• **What is required**: Copy out every line of the records below word for word, with nothing changed.

• **Material for this exercise**:

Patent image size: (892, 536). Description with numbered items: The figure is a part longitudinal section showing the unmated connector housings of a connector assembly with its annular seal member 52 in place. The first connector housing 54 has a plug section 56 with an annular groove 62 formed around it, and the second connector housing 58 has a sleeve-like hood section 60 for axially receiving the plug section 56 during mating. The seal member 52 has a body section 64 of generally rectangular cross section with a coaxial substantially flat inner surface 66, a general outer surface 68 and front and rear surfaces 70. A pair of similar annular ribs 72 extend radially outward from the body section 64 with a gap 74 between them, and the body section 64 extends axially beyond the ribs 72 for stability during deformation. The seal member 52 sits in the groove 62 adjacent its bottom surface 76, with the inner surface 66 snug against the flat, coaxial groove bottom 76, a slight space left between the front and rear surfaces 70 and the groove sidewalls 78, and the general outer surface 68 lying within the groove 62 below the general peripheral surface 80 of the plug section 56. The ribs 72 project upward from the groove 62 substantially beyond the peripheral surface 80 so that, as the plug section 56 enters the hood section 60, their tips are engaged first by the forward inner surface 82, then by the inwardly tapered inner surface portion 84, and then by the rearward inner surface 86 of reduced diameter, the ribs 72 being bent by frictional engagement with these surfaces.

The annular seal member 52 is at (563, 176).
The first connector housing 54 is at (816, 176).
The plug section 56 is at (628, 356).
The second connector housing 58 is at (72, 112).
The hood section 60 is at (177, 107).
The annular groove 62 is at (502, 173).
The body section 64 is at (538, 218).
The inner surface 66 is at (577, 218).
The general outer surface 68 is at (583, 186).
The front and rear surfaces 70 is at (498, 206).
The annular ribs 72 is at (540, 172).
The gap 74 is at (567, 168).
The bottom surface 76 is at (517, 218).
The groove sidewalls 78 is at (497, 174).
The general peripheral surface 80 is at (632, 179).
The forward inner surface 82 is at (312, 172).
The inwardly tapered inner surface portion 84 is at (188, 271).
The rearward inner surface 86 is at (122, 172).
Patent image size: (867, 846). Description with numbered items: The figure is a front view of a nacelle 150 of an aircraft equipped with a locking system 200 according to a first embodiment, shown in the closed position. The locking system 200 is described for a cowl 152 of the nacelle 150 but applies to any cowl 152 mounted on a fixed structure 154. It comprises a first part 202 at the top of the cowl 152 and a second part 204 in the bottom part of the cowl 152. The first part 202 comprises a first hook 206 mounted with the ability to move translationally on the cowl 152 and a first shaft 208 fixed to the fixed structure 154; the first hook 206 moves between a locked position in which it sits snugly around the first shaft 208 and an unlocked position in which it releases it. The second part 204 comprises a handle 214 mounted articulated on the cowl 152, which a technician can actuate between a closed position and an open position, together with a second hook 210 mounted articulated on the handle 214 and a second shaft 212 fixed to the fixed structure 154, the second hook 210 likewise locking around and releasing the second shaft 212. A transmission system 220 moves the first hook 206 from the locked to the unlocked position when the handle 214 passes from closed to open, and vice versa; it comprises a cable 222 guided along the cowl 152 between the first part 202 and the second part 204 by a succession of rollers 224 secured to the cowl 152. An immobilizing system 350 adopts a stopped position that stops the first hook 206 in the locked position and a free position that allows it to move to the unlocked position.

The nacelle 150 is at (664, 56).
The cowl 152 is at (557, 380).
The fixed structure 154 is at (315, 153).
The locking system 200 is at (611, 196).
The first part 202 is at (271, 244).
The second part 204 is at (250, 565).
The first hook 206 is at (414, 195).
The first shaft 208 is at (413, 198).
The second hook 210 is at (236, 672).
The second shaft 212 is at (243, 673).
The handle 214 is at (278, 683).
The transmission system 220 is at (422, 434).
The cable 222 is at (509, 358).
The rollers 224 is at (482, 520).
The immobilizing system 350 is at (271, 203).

• **Result**:
Patent image size: (892, 536). Description with numbered items: The figure is a part longitudinal section showing the unmated connector housings of a connector assembly with its annular seal member 52 in place. The first connector housing 54 has a plug section 56 with an annular groove 62 formed around it, and the second connector housing 58 has a sleeve-like hood section 60 for axially receiving the plug section 56 during mating. The seal member 52 has a body section 64 of generally rectangular cross section with a coaxial substantially flat inner surface 66, a general outer surface 68 and front and rear surfaces 70. A pair of similar annular ribs 72 extend radially outward from the body section 64 with a gap 74 between them, and the body section 64 extends axially beyond the ribs 72 for stability during deformation. The seal member 52 sits in the groove 62 adjacent its bottom surface 76, with the inner surface 66 snug against the flat, coaxial groove bottom 76, a slight space left between the front and rear surfaces 70 and the groove sidewalls 78, and the general outer surface 68 lying within the groove 62 below the general peripheral surface 80 of the plug section 56. The ribs 72 project upward from the groove 62 substantially beyond the peripheral surface 80 so that, as the plug section 56 enters the hood section 60, their tips are engaged first by the forward inner surface 82, then by the inwardly tapered inner surface portion 84, and then by the rearward inner surface 86 of reduced diameter, the ribs 72 being bent by frictional engagement with these surfaces.

The annular seal member 52 is at (563, 176).
The first connector housing 54 is at (816, 176).
The plug section 56 is at (628, 356).
The second connector housing 58 is at (72, 112).
The hood section 60 is at (177, 107).
The annular groove 62 is at (502, 173).
The body section 64 is at (538, 218).
The inner surface 66 is at (577, 218).
The general outer surface 68 is at (583, 186).
The front and rear surfaces 70 is at (498, 206).
The annular ribs 72 is at (540, 172).
The gap 74 is at (567, 168).
The bottom surface 76 is at (517, 218).
The groove sidewalls 78 is at (497, 174).
The general peripheral surface 80 is at (632, 179).
The forward inner surface 82 is at (312, 172).
The inwardly tapered inner surface portion 84 is at (188, 271).
The rearward inner surface 86 is at (122, 172).
Patent image size: (867, 846). Description with numbered items: The figure is a front view of a nacelle 150 of an aircraft equipped with a locking system 200 according to a first embodiment, shown in the closed position. The locking system 200 is described for a cowl 152 of the nacelle 150 but applies to any cowl 152 mounted on a fixed structure 154. It comprises a first part 202 at the top of the cowl 152 and a second part 204 in the bottom part of the cowl 152. The first part 202 comprises a first hook 206 mounted with the ability to move translationally on the cowl 152 and a first shaft 208 fixed to the fixed structure 154; the first hook 206 moves between a locked position in which it sits snugly around the first shaft 208 and an unlocked position in which it releases it. The second part 204 comprises a handle 214 mounted articulated on the cowl 152, which a technician can actuate between a closed position and an open position, together with a second hook 210 mounted articulated on the handle 214 and a second shaft 212 fixed to the fixed structure 154, the second hook 210 likewise locking around and releasing the second shaft 212. A transmission system 220 moves the first hook 206 from the locked to the unlocked position when the handle 214 passes from closed to open, and vice versa; it comprises a cable 222 guided along the cowl 152 between the first part 202 and the second part 204 by a succession of rollers 224 secured to the cowl 152. An immobilizing system 350 adopts a stopped position that stops the first hook 206 in the locked position and a free position that allows it to move to the unlocked position.

The nacelle 150 is at (664, 56).
The cowl 152 is at (557, 380).
The fixed structure 154 is at (315, 153).
The locking system 200 is at (611, 196).
The first part 202 is at (271, 244).
The second part 204 is at (250, 565).
The first hook 206 is at (414, 195).
The first shaft 208 is at (413, 198).
The second hook 210 is at (236, 672).
The second shaft 212 is at (243, 673).
The handle 214 is at (278, 683).
The transmission system 220 is at (422, 434).
The cable 222 is at (509, 358).
The rollers 224 is at (482, 520).
The immobilizing system 350 is at (271, 203).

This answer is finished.